*Work to do*. Would you return the complete listing below word for word?

*Extracted records*.
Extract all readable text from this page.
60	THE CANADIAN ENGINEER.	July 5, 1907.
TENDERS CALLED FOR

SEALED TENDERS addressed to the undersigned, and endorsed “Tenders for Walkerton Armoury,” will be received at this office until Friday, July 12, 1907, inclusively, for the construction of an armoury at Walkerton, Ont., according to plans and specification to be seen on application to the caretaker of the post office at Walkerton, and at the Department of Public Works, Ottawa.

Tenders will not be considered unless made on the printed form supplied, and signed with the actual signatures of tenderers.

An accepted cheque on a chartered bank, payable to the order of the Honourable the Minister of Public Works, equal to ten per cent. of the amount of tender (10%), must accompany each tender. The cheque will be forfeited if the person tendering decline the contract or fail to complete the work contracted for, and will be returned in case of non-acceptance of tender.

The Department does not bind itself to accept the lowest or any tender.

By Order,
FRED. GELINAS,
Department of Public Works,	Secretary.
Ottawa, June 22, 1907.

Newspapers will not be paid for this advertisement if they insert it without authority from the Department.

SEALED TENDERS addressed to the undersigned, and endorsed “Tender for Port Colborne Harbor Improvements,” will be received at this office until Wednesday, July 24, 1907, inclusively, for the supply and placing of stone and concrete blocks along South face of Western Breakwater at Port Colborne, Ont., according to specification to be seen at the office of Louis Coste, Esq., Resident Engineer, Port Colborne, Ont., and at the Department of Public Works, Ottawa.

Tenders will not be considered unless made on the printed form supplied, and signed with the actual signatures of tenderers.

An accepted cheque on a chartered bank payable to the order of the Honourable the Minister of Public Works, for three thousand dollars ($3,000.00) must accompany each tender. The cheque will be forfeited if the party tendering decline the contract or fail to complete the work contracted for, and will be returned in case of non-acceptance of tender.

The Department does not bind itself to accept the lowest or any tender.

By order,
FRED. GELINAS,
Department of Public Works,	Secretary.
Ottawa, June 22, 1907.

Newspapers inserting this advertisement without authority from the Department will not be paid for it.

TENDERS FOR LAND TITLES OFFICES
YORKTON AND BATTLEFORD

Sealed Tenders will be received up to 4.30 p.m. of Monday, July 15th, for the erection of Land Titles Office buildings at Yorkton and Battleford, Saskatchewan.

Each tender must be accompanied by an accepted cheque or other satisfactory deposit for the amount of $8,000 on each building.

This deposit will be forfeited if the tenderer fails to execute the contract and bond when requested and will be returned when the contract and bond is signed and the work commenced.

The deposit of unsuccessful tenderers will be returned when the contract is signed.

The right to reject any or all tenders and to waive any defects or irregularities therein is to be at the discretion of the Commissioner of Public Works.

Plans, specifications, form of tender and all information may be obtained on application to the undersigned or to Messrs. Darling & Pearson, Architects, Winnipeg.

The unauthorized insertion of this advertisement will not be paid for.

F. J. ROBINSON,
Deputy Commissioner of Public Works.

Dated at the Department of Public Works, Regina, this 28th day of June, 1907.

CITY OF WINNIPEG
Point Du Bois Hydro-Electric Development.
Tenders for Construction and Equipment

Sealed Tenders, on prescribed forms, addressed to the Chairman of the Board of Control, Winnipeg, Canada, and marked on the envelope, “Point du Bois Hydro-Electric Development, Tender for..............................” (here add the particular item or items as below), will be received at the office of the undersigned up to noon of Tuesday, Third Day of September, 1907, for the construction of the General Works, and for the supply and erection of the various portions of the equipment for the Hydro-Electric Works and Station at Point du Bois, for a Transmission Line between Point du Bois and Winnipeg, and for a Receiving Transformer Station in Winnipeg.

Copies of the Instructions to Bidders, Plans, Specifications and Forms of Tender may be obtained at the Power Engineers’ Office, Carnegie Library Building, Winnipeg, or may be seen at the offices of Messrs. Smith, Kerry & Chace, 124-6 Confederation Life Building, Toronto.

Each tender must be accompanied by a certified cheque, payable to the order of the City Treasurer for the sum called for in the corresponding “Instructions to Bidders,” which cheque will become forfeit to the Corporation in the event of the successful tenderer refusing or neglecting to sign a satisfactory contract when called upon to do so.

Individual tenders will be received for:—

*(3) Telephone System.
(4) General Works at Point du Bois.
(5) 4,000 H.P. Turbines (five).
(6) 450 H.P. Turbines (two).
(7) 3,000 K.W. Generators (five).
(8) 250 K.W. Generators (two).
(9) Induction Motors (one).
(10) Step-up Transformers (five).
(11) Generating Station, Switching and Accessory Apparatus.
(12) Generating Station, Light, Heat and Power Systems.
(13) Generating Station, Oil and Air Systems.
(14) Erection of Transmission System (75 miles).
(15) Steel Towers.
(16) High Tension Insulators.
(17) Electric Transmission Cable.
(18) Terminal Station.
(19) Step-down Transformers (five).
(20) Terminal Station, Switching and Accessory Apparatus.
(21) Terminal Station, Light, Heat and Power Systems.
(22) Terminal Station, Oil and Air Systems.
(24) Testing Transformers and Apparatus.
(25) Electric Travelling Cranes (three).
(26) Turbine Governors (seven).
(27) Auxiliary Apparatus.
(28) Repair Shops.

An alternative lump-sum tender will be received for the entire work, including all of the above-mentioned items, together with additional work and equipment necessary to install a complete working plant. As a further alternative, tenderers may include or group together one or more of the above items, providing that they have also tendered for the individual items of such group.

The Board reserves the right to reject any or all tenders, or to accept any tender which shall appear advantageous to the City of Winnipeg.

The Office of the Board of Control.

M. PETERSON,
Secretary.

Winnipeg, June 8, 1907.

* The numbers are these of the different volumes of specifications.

*Response*.
Extract all readable text from this page.
60	THE CANADIAN ENGINEER.	July 5, 1907.
TENDERS CALLED FOR

SEALED TENDERS addressed to the undersigned, and endorsed “Tenders for Walkerton Armoury,” will be received at this office until Friday, July 12, 1907, inclusively, for the construction of an armoury at Walkerton, Ont., according to plans and specification to be seen on application to the caretaker of the post office at Walkerton, and at the Department of Public Works, Ottawa.

Tenders will not be considered unless made on the printed form supplied, and signed with the actual signatures of tenderers.

An accepted cheque on a chartered bank, payable to the order of the Honourable the Minister of Public Works, equal to ten per cent. of the amount of tender (10%), must accompany each tender. The cheque will be forfeited if the person tendering decline the contract or fail to complete the work contracted for, and will be returned in case of non-acceptance of tender.

The Department does not bind itself to accept the lowest or any tender.

By Order,
FRED. GELINAS,
Department of Public Works,	Secretary.
Ottawa, June 22, 1907.

Newspapers will not be paid for this advertisement if they insert it without authority from the Department.

SEALED TENDERS addressed to the undersigned, and endorsed “Tender for Port Colborne Harbor Improvements,” will be received at this office until Wednesday, July 24, 1907, inclusively, for the supply and placing of stone and concrete blocks along South face of Western Breakwater at Port Colborne, Ont., according to specification to be seen at the office of Louis Coste, Esq., Resident Engineer, Port Colborne, Ont., and at the Department of Public Works, Ottawa.

Tenders will not be considered unless made on the printed form supplied, and signed with the actual signatures of tenderers.

An accepted cheque on a chartered bank payable to the order of the Honourable the Minister of Public Works, for three thousand dollars ($3,000.00) must accompany each tender. The cheque will be forfeited if the party tendering decline the contract or fail to complete the work contracted for, and will be returned in case of non-acceptance of tender.

The Department does not bind itself to accept the lowest or any tender.

By order,
FRED. GELINAS,
Department of Public Works,	Secretary.
Ottawa, June 22, 1907.

Newspapers inserting this advertisement without authority from the Department will not be paid for it.

TENDERS FOR LAND TITLES OFFICES
YORKTON AND BATTLEFORD

Sealed Tenders will be received up to 4.30 p.m. of Monday, July 15th, for the erection of Land Titles Office buildings at Yorkton and Battleford, Saskatchewan.

Each tender must be accompanied by an accepted cheque or other satisfactory deposit for the amount of $8,000 on each building.

This deposit will be forfeited if the tenderer fails to execute the contract and bond when requested and will be returned when the contract and bond is signed and the work commenced.

The deposit of unsuccessful tenderers will be returned when the contract is signed.

The right to reject any or all tenders and to waive any defects or irregularities therein is to be at the discretion of the Commissioner of Public Works.

Plans, specifications, form of tender and all information may be obtained on application to the undersigned or to Messrs. Darling & Pearson, Architects, Winnipeg.

The unauthorized insertion of this advertisement will not be paid for.

F. J. ROBINSON,
Deputy Commissioner of Public Works.

Dated at the Department of Public Works, Regina, this 28th day of June, 1907.

CITY OF WINNIPEG
Point Du Bois Hydro-Electric Development.
Tenders for Construction and Equipment

Sealed Tenders, on prescribed forms, addressed to the Chairman of the Board of Control, Winnipeg, Canada, and marked on the envelope, “Point du Bois Hydro-Electric Development, Tender for..............................” (here add the particular item or items as below), will be received at the office of the undersigned up to noon of Tuesday, Third Day of September, 1907, for the construction of the General Works, and for the supply and erection of the various portions of the equipment for the Hydro-Electric Works and Station at Point du Bois, for a Transmission Line between Point du Bois and Winnipeg, and for a Receiving Transformer Station in Winnipeg.

Copies of the Instructions to Bidders, Plans, Specifications and Forms of Tender may be obtained at the Power Engineers’ Office, Carnegie Library Building, Winnipeg, or may be seen at the offices of Messrs. Smith, Kerry & Chace, 124-6 Confederation Life Building, Toronto.

Each tender must be accompanied by a certified cheque, payable to the order of the City Treasurer for the sum called for in the corresponding “Instructions to Bidders,” which cheque will become forfeit to the Corporation in the event of the successful tenderer refusing or neglecting to sign a satisfactory contract when called upon to do so.

Individual tenders will be received for:—

*(3) Telephone System.
(4) General Works at Point du Bois.
(5) 4,000 H.P. Turbines (five).
(6) 450 H.P. Turbines (two).
(7) 3,000 K.W. Generators (five).
(8) 250 K.W. Generators (two).
(9) Induction Motors (one).
(10) Step-up Transformers (five).
(11) Generating Station, Switching and Accessory Apparatus.
(12) Generating Station, Light, Heat and Power Systems.
(13) Generating Station, Oil and Air Systems.
(14) Erection of Transmission System (75 miles).
(15) Steel Towers.
(16) High Tension Insulators.
(17) Electric Transmission Cable.
(18) Terminal Station.
(19) Step-down Transformers (five).
(20) Terminal Station, Switching and Accessory Apparatus.
(21) Terminal Station, Light, Heat and Power Systems.
(22) Terminal Station, Oil and Air Systems.
(24) Testing Transformers and Apparatus.
(25) Electric Travelling Cranes (three).
(26) Turbine Governors (seven).
(27) Auxiliary Apparatus.
(28) Repair Shops.

An alternative lump-sum tender will be received for the entire work, including all of the above-mentioned items, together with additional work and equipment necessary to install a complete working plant. As a further alternative, tenderers may include or group together one or more of the above items, providing that they have also tendered for the individual items of such group.

The Board reserves the right to reject any or all tenders, or to accept any tender which shall appear advantageous to the City of Winnipeg.

The Office of the Board of Control.

M. PETERSON,
Secretary.

Winnipeg, June 8, 1907.

* The numbers are these of the different volumes of specifications.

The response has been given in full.